--- Written task ---
Every record should be copied exactly, except that pictures are to be omitted.

--- Provided records ---

· · ·

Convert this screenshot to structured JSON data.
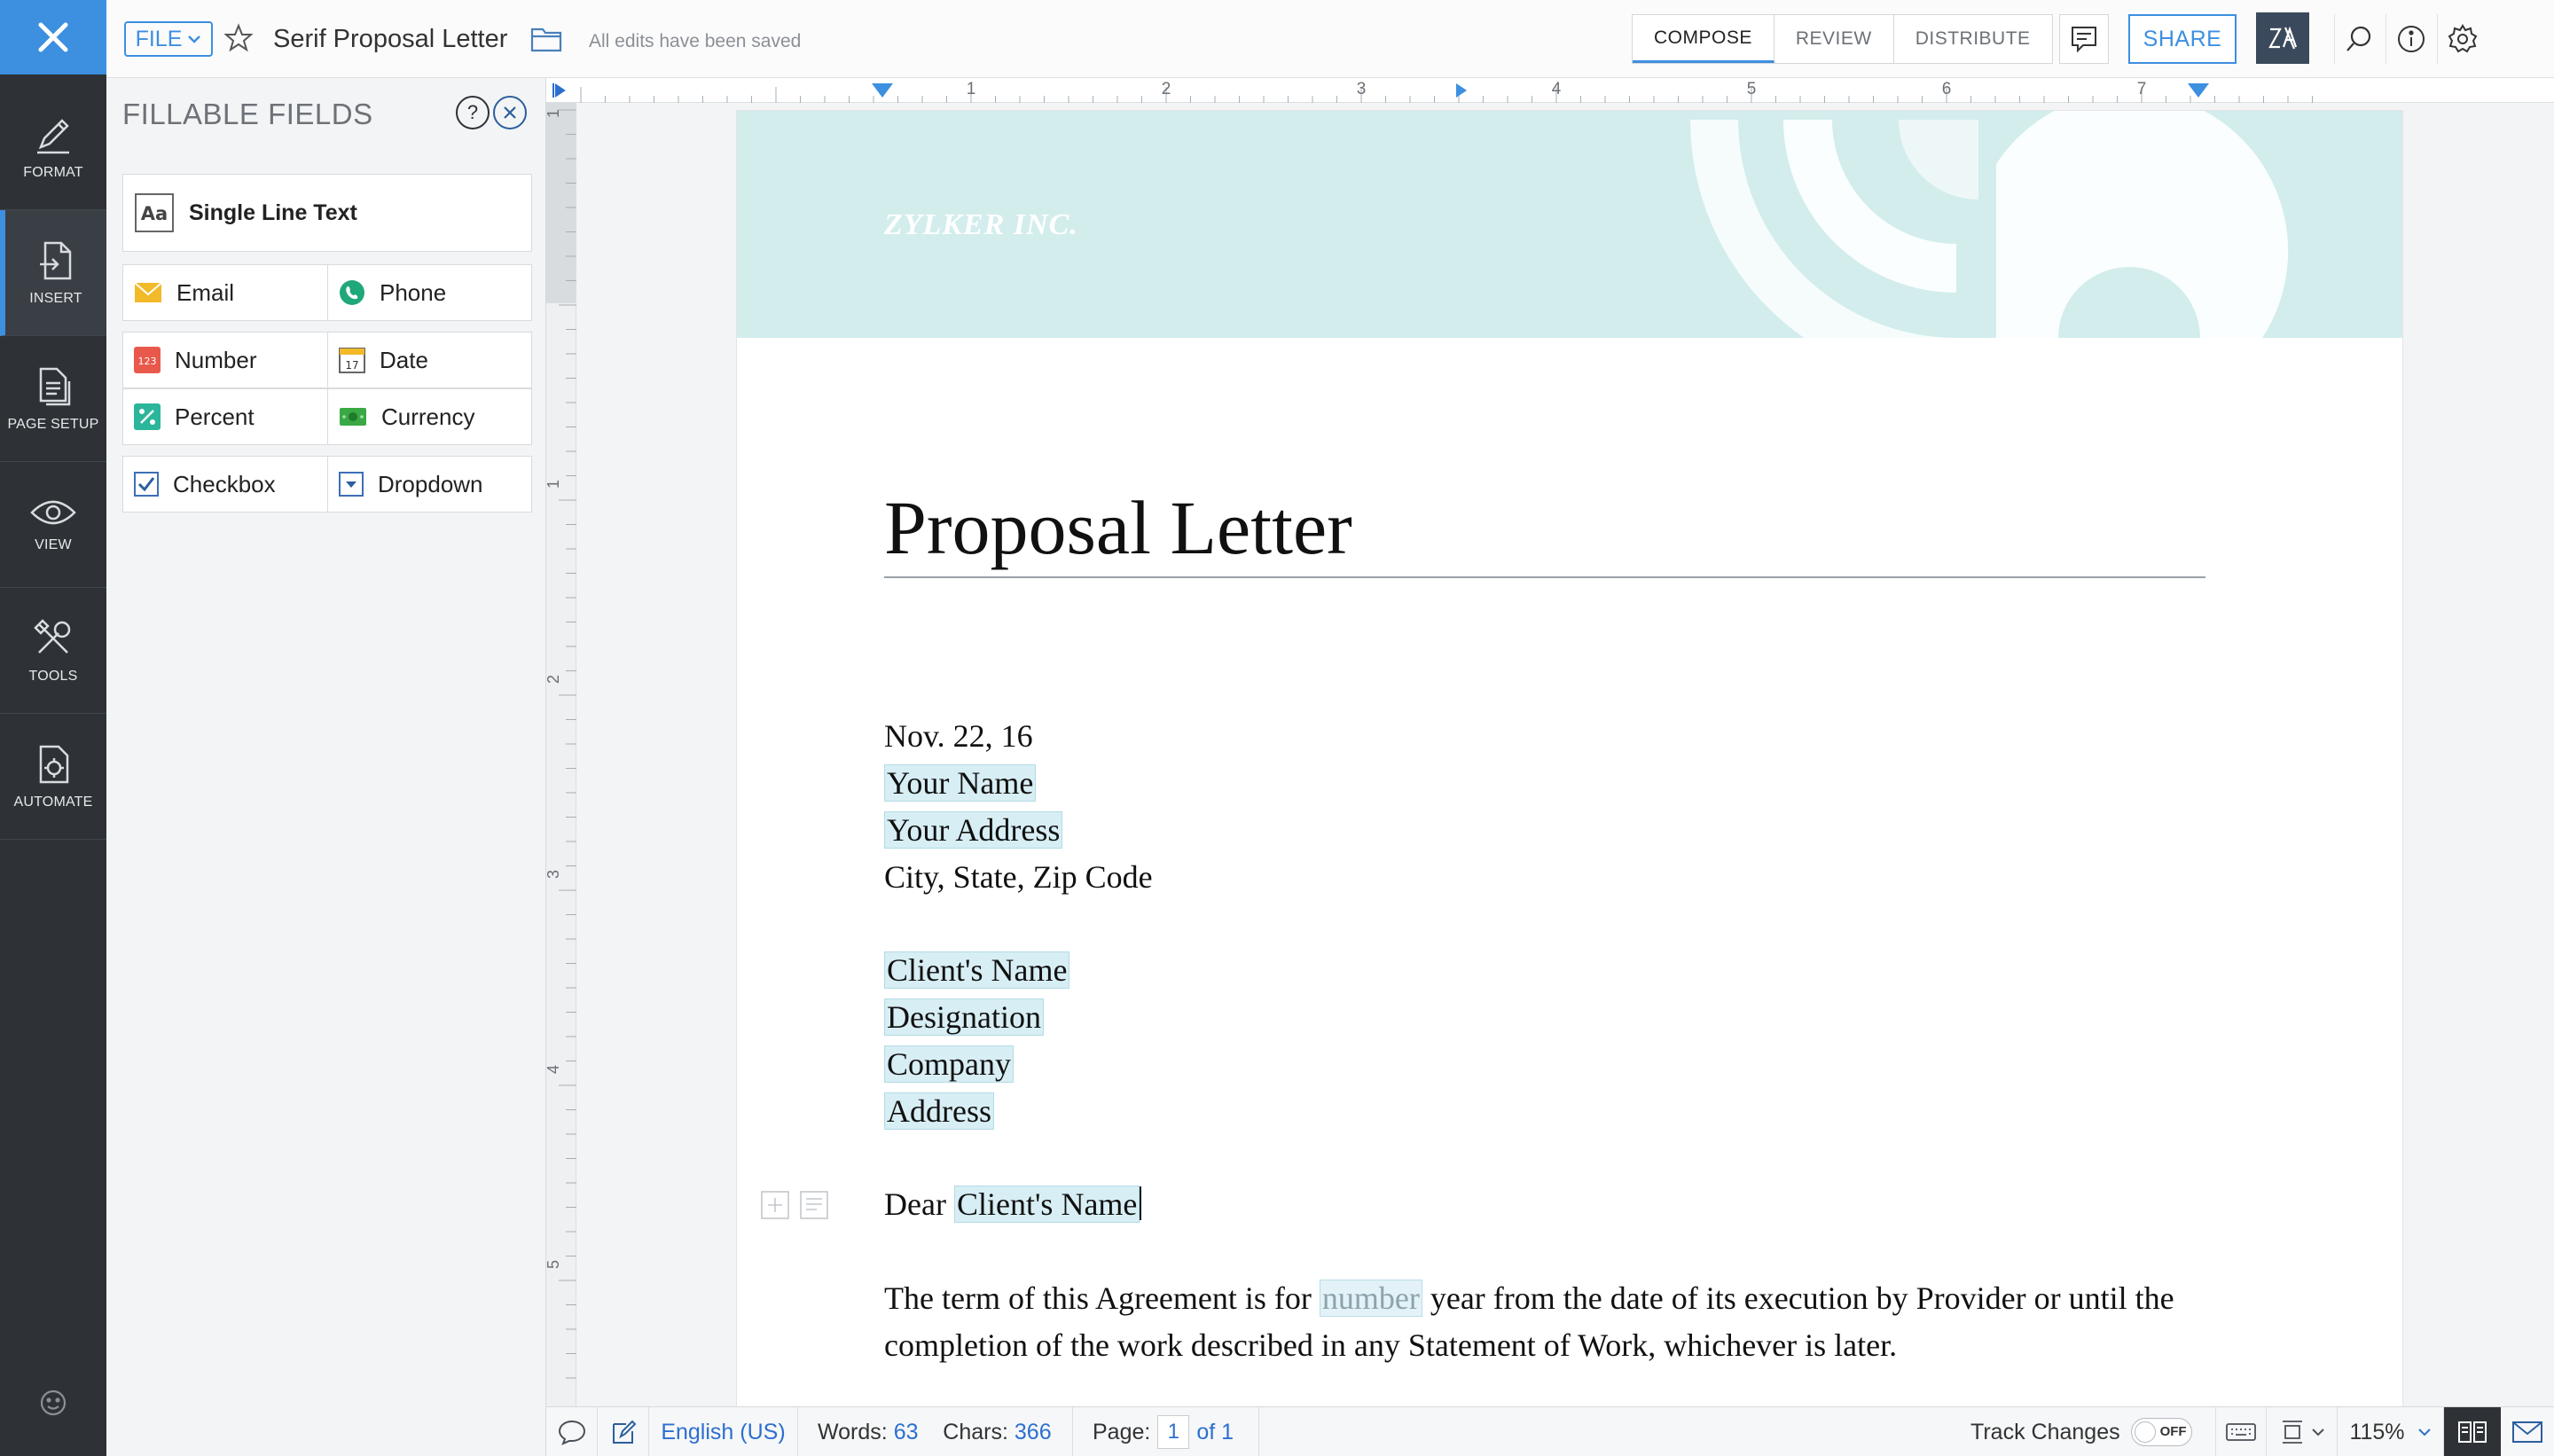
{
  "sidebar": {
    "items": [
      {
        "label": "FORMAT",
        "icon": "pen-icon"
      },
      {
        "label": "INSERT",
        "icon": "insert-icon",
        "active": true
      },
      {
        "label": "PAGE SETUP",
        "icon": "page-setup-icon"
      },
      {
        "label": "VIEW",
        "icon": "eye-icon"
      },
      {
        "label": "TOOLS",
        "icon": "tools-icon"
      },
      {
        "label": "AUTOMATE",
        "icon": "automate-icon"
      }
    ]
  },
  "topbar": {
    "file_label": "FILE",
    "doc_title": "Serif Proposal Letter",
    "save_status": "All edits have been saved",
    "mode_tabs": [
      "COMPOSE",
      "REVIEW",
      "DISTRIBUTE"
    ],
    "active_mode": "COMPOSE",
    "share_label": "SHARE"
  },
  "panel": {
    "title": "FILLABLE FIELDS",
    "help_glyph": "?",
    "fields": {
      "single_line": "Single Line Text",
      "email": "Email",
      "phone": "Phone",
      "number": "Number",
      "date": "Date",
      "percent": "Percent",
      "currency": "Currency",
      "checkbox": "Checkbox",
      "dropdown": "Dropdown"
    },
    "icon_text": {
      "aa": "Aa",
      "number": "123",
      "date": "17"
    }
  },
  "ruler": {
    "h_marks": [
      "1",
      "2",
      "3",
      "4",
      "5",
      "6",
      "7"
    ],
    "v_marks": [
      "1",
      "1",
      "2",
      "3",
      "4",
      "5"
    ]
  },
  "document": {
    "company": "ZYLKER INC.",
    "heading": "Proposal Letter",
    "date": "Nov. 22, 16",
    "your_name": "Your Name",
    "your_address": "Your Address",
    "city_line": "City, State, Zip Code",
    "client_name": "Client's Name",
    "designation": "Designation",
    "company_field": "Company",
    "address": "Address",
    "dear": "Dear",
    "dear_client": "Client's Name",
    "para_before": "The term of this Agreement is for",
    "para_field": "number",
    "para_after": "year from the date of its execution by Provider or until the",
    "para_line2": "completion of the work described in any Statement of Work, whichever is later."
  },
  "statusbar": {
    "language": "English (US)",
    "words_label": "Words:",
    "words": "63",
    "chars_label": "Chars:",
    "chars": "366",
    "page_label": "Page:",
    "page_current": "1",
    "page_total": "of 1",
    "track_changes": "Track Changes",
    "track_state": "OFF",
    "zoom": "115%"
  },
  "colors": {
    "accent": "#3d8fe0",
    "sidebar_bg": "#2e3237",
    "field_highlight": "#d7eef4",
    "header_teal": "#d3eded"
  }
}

· · ·

--- Response for this exercise ---
Convert this screenshot to structured JSON data.
{
  "sidebar": {
    "items": [
      {
        "label": "FORMAT",
        "icon": "pen-icon"
      },
      {
        "label": "INSERT",
        "icon": "insert-icon",
        "active": true
      },
      {
        "label": "PAGE SETUP",
        "icon": "page-setup-icon"
      },
      {
        "label": "VIEW",
        "icon": "eye-icon"
      },
      {
        "label": "TOOLS",
        "icon": "tools-icon"
      },
      {
        "label": "AUTOMATE",
        "icon": "automate-icon"
      }
    ]
  },
  "topbar": {
    "file_label": "FILE",
    "doc_title": "Serif Proposal Letter",
    "save_status": "All edits have been saved",
    "mode_tabs": [
      "COMPOSE",
      "REVIEW",
      "DISTRIBUTE"
    ],
    "active_mode": "COMPOSE",
    "share_label": "SHARE"
  },
  "panel": {
    "title": "FILLABLE FIELDS",
    "help_glyph": "?",
    "fields": {
      "single_line": "Single Line Text",
      "email": "Email",
      "phone": "Phone",
      "number": "Number",
      "date": "Date",
      "percent": "Percent",
      "currency": "Currency",
      "checkbox": "Checkbox",
      "dropdown": "Dropdown"
    },
    "icon_text": {
      "aa": "Aa",
      "number": "123",
      "date": "17"
    }
  },
  "ruler": {
    "h_marks": [
      "1",
      "2",
      "3",
      "4",
      "5",
      "6",
      "7"
    ],
    "v_marks": [
      "1",
      "1",
      "2",
      "3",
      "4",
      "5"
    ]
  },
  "document": {
    "company": "ZYLKER INC.",
    "heading": "Proposal Letter",
    "date": "Nov. 22, 16",
    "your_name": "Your Name",
    "your_address": "Your Address",
    "city_line": "City, State, Zip Code",
    "client_name": "Client's Name",
    "designation": "Designation",
    "company_field": "Company",
    "address": "Address",
    "dear": "Dear",
    "dear_client": "Client's Name",
    "para_before": "The term of this Agreement is for",
    "para_field": "number",
    "para_after": "year from the date of its execution by Provider or until the",
    "para_line2": "completion of the work described in any Statement of Work, whichever is later."
  },
  "statusbar": {
    "language": "English (US)",
    "words_label": "Words:",
    "words": "63",
    "chars_label": "Chars:",
    "chars": "366",
    "page_label": "Page:",
    "page_current": "1",
    "page_total": "of 1",
    "track_changes": "Track Changes",
    "track_state": "OFF",
    "zoom": "115%"
  },
  "colors": {
    "accent": "#3d8fe0",
    "sidebar_bg": "#2e3237",
    "field_highlight": "#d7eef4",
    "header_teal": "#d3eded"
  }
}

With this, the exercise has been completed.